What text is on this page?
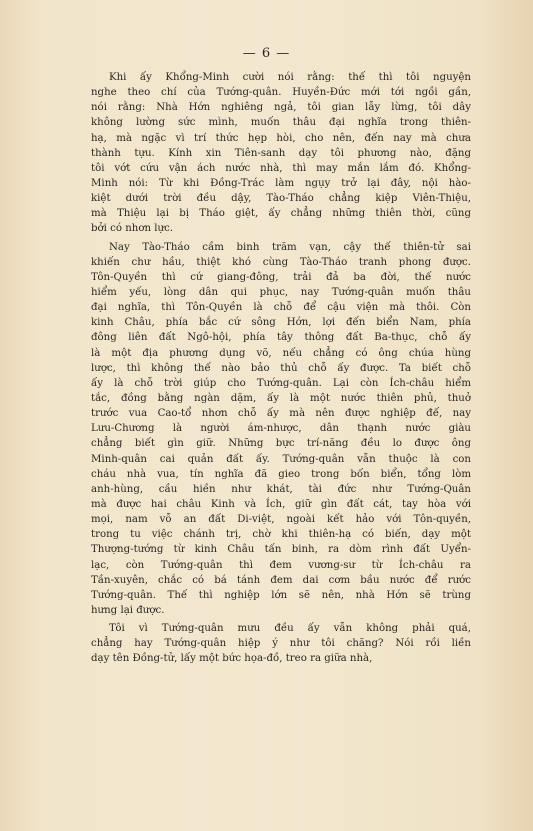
— 6 —
Khi ấy Khổng-Minh cười nói rằng: thế thì tôi nguyện
nghe theo chí của Tướng-quân. Huyền-Đức mới tới ngồi gần,
nói rằng: Nhà Hớn nghiêng ngả, tôi gian lẫy lừng, tôi dây
không lường sức mình, muốn thâu đại nghĩa trong thiên-
hạ, mà ngặc vì trí thức hẹp hòi, cho nên, đến nay mà chưa
thành tựu. Kính xin Tiên-sanh dạy tôi phương nào, đặng
tôi vớt cứu vận ách nước nhà, thì may mắn lắm đó. Khổng-
Minh nói: Từ khi Đồng-Trác làm ngụy trở lại đây, nội hào-
kiệt dưới trời đều dậy, Tào-Tháo chẳng kiệp Viên-Thiệu,
mà Thiệu lại bị Tháo giệt, ấy chẳng những thiên thời, cũng
bởi có nhơn lực.
Nay Tào-Tháo cầm binh trăm vạn, cậy thế thiên-tử sai
khiến chư hầu, thiệt khó cùng Tào-Tháo tranh phong được.
Tôn-Quyền thì cứ giang-đông, trải đả ba đời, thế nước
hiểm yếu, lòng dân qui phục, nay Tướng-quân muốn thâu
đại nghĩa, thì Tôn-Quyền là chỗ để cậu viện mà thôi. Còn
kinh Châu, phía bắc cứ sông Hớn, lợi đến biển Nam, phía
đông liên đất Ngô-hội, phía tây thông đất Ba-thục, chỗ ấy
là một địa phương dụng võ, nếu chẳng có ông chúa hùng
lược, thì không thế nào bảo thủ chỗ ấy được. Ta biết chỗ
ấy là chỗ trời giúp cho Tướng-quân. Lại còn Ích-châu hiểm
tắc, đồng bằng ngàn dặm, ấy là một nước thiên phủ, thuở
trước vua Cao-tổ nhơn chỗ ấy mà nên được nghiệp đế, nay
Lưu-Chương là người ám-nhược, dân thạnh nước giàu
chẳng biết gìn giữ. Những bực trí-năng đều lo được ông
Minh-quân cai quản đất ấy. Tướng-quân vẫn thuộc là con
cháu nhà vua, tín nghĩa đã gieo trong bốn biển, tổng lòm
anh-hùng, cầu hiền như khát, tài đức như Tướng-Quân
mà được hai châu Kinh và Ích, giữ gìn đất cát, tay hòa với
mọi, nam vỗ an đất Di-việt, ngoài kết hảo với Tôn-quyền,
trong tu việc chánh trị, chờ khi thiên-hạ có biến, dạy một
Thượng-tướng từ kinh Châu tấn binh, ra dòm rình đất Uyển-
lạc, còn Tướng-quân thì đem vương-sư từ Ích-châu ra
Tần-xuyên, chắc có bá tánh đem dai cơm bầu nước để rước
Tướng-quân. Thế thì nghiệp lớn sẽ nên, nhà Hớn sẽ trùng
hưng lại được.
Tôi vì Tướng-quân mưu đều ấy vẫn không phải quá,
chẳng hay Tướng-quân hiệp ý như tôi chăng? Nói rồi liền
dạy tên Đồng-tử, lấy một bức họa-đồ, treo ra giữa nhà,
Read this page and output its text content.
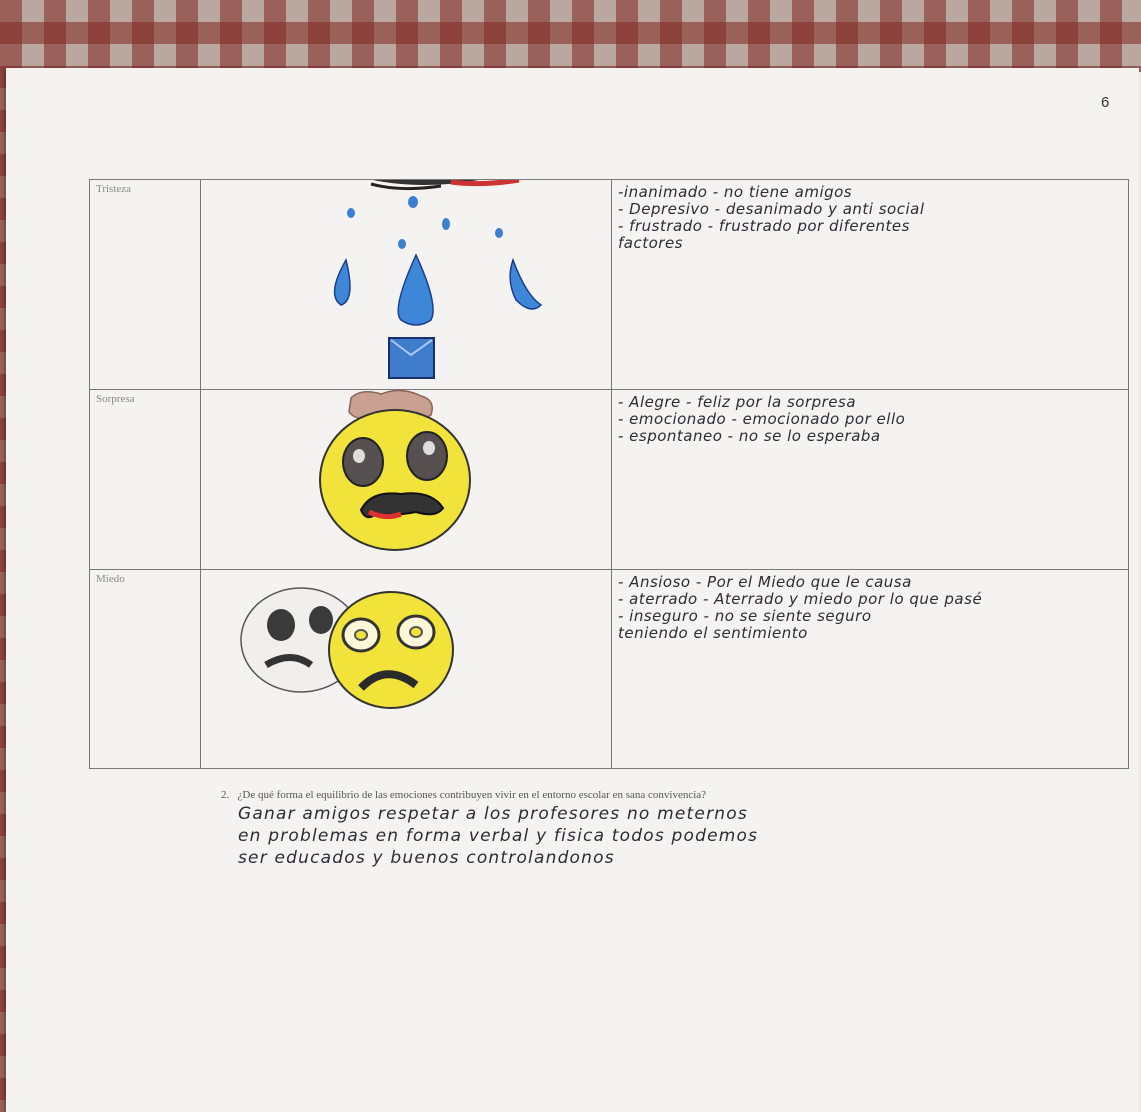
6
Tristeza		-inanimado - no tiene amigos
- Depresivo - desanimado y anti social
- frustrado - frustrado por diferentes
factores

Sorpresa		- Alegre - feliz por la sorpresa
- emocionado - emocionado por ello
- espontaneo - no se lo esperaba

Miedo		- Ansioso - Por el Miedo que le causa
- aterrado - Aterrado y miedo por lo que pasé
- inseguro - no se siente seguro
teniendo el sentimiento
2. ¿De qué forma el equilibrio de las emociones contribuyen vivir en el entorno escolar en sana convivencia?
Ganar amigos respetar a los profesores no meternos
en problemas en forma verbal y fisica todos podemos
ser educados y buenos controlandonos
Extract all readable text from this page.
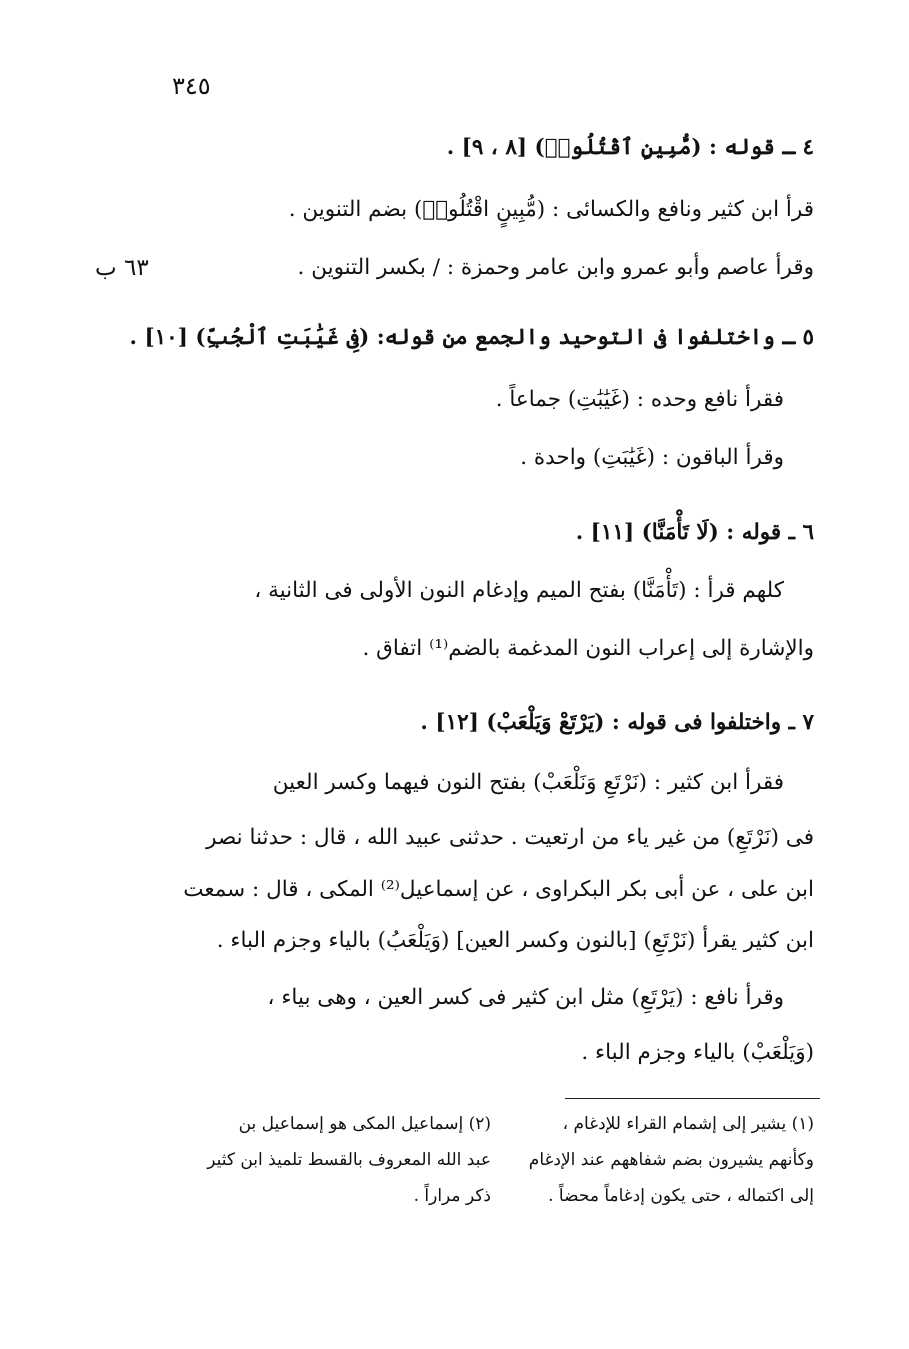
٣٤٥
٦٣ ب
٤ ـ قوله : (مُّبِينٍ ٱقْتُلُوا۟) [٨ ، ٩] .
قرأ ابن كثير ونافع والكسائى : (مُّبِينٍ اقْتُلُوا۟) بضم التنوين .
وقرأ عاصم وأبو عمرو وابن عامر وحمزة : / بكسر التنوين .
٥ ـ واختلفوا فى التوحيد والجمع من قوله: (فِى غَيَٰبَتِ ٱلْجُبِّ) [١٠] .
فقرأ نافع وحده : (غَيَٰبَٰتِ) جماعاً .
وقرأ الباقون : (غَيَٰبَتِ) واحدة .
٦ ـ قوله : (لَا تَأْمَنَّا) [١١] .
كلهم قرأ : (تَأْمَنَّا) بفتح الميم وإدغام النون الأولى فى الثانية ،
والإشارة إلى إعراب النون المدغمة بالضم⁽¹⁾ اتفاق .
٧ ـ واختلفوا فى قوله : (يَرْتَعْ وَيَلْعَبْ) [١٢] .
فقرأ ابن كثير : (نَرْتَعِ وَنَلْعَبْ) بفتح النون فيهما وكسر العين
فى (نَرْتَعِ) من غير ياء من ارتعيت . حدثنى عبيد الله ، قال : حدثنا نصر
ابن على ، عن أبى بكر البكراوى ، عن إسماعيل⁽²⁾ المكى ، قال : سمعت
ابن كثير يقرأ (نَرْتَعِ) [بالنون وكسر العين] (وَيَلْعَبُ) بالياء وجزم الباء .
وقرأ نافع : (يَرْتَعِ) مثل ابن كثير فى كسر العين ، وهى بياء ،
(وَيَلْعَبْ) بالياء وجزم الباء .
(١) يشير إلى إشمام القراء للإدغام ،
وكأنهم يشيرون بضم شفاههم عند الإدغام
إلى اكتماله ، حتى يكون إدغاماً محضاً .
(٢) إسماعيل المكى هو إسماعيل بن
عبد الله المعروف بالقسط تلميذ ابن كثير
ذكر مراراً .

Given problem: Extract, from the listing above, every line where the string "Khổng" occurs.

Written solution:
Khi ấy Khổng-Minh cười nói rằng: thế thì tôi nguyện
tôi vớt cứu vận ách nước nhà, thì may mắn lắm đó. Khổng-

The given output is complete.